Every entry must be echoed exactly.

# [Information given]
^^^^^^^^^^^^^^^^
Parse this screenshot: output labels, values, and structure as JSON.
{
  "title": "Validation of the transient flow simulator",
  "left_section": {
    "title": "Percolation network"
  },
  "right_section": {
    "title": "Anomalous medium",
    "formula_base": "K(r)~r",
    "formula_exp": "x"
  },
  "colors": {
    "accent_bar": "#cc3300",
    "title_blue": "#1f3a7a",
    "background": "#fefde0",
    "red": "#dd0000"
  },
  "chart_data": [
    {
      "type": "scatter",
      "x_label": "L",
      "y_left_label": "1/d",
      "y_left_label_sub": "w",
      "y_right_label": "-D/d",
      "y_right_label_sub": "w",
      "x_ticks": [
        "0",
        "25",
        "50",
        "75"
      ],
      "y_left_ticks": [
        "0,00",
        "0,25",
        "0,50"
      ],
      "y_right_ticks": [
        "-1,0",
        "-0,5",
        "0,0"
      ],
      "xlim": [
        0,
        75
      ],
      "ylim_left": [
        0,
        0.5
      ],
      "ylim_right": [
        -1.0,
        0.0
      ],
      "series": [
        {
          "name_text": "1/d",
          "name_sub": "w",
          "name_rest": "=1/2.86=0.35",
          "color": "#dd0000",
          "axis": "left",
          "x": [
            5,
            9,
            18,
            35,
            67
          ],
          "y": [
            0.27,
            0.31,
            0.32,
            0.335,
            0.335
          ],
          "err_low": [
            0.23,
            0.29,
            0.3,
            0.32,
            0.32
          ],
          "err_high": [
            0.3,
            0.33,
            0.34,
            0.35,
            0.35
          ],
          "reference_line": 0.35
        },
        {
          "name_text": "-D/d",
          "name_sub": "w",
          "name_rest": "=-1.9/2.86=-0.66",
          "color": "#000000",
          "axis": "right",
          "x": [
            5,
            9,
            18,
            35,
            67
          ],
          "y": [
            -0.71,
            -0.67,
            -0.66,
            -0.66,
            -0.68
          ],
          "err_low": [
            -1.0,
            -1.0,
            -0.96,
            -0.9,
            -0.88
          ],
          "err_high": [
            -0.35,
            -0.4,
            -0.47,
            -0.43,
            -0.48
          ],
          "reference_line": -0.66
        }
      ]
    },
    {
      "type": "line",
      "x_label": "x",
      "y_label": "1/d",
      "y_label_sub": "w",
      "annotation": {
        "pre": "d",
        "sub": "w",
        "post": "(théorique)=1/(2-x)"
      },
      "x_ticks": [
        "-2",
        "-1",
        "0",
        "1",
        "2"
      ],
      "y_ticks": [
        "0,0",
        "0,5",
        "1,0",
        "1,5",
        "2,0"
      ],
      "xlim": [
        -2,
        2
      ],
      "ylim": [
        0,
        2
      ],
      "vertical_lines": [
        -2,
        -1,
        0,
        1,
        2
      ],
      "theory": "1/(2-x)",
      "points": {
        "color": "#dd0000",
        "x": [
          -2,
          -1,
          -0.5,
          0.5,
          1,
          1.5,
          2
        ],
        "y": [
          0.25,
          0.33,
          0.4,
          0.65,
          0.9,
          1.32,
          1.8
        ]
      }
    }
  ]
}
^^^^^^^^^^^^^^^^
# [Output of the task]
Parse this screenshot: output labels, values, and structure as JSON.
{
  "title": "Validation of the transient flow simulator",
  "left_section": {
    "title": "Percolation network"
  },
  "right_section": {
    "title": "Anomalous medium",
    "formula_base": "K(r)~r",
    "formula_exp": "x"
  },
  "colors": {
    "accent_bar": "#cc3300",
    "title_blue": "#1f3a7a",
    "background": "#fefde0",
    "red": "#dd0000"
  },
  "chart_data": [
    {
      "type": "scatter",
      "x_label": "L",
      "y_left_label": "1/d",
      "y_left_label_sub": "w",
      "y_right_label": "-D/d",
      "y_right_label_sub": "w",
      "x_ticks": [
        "0",
        "25",
        "50",
        "75"
      ],
      "y_left_ticks": [
        "0,00",
        "0,25",
        "0,50"
      ],
      "y_right_ticks": [
        "-1,0",
        "-0,5",
        "0,0"
      ],
      "xlim": [
        0,
        75
      ],
      "ylim_left": [
        0,
        0.5
      ],
      "ylim_right": [
        -1.0,
        0.0
      ],
      "series": [
        {
          "name_text": "1/d",
          "name_sub": "w",
          "name_rest": "=1/2.86=0.35",
          "color": "#dd0000",
          "axis": "left",
          "x": [
            5,
            9,
            18,
            35,
            67
          ],
          "y": [
            0.27,
            0.31,
            0.32,
            0.335,
            0.335
          ],
          "err_low": [
            0.23,
            0.29,
            0.3,
            0.32,
            0.32
          ],
          "err_high": [
            0.3,
            0.33,
            0.34,
            0.35,
            0.35
          ],
          "reference_line": 0.35
        },
        {
          "name_text": "-D/d",
          "name_sub": "w",
          "name_rest": "=-1.9/2.86=-0.66",
          "color": "#000000",
          "axis": "right",
          "x": [
            5,
            9,
            18,
            35,
            67
          ],
          "y": [
            -0.71,
            -0.67,
            -0.66,
            -0.66,
            -0.68
          ],
          "err_low": [
            -1.0,
            -1.0,
            -0.96,
            -0.9,
            -0.88
          ],
          "err_high": [
            -0.35,
            -0.4,
            -0.47,
            -0.43,
            -0.48
          ],
          "reference_line": -0.66
        }
      ]
    },
    {
      "type": "line",
      "x_label": "x",
      "y_label": "1/d",
      "y_label_sub": "w",
      "annotation": {
        "pre": "d",
        "sub": "w",
        "post": "(théorique)=1/(2-x)"
      },
      "x_ticks": [
        "-2",
        "-1",
        "0",
        "1",
        "2"
      ],
      "y_ticks": [
        "0,0",
        "0,5",
        "1,0",
        "1,5",
        "2,0"
      ],
      "xlim": [
        -2,
        2
      ],
      "ylim": [
        0,
        2
      ],
      "vertical_lines": [
        -2,
        -1,
        0,
        1,
        2
      ],
      "theory": "1/(2-x)",
      "points": {
        "color": "#dd0000",
        "x": [
          -2,
          -1,
          -0.5,
          0.5,
          1,
          1.5,
          2
        ],
        "y": [
          0.25,
          0.33,
          0.4,
          0.65,
          0.9,
          1.32,
          1.8
        ]
      }
    }
  ]
}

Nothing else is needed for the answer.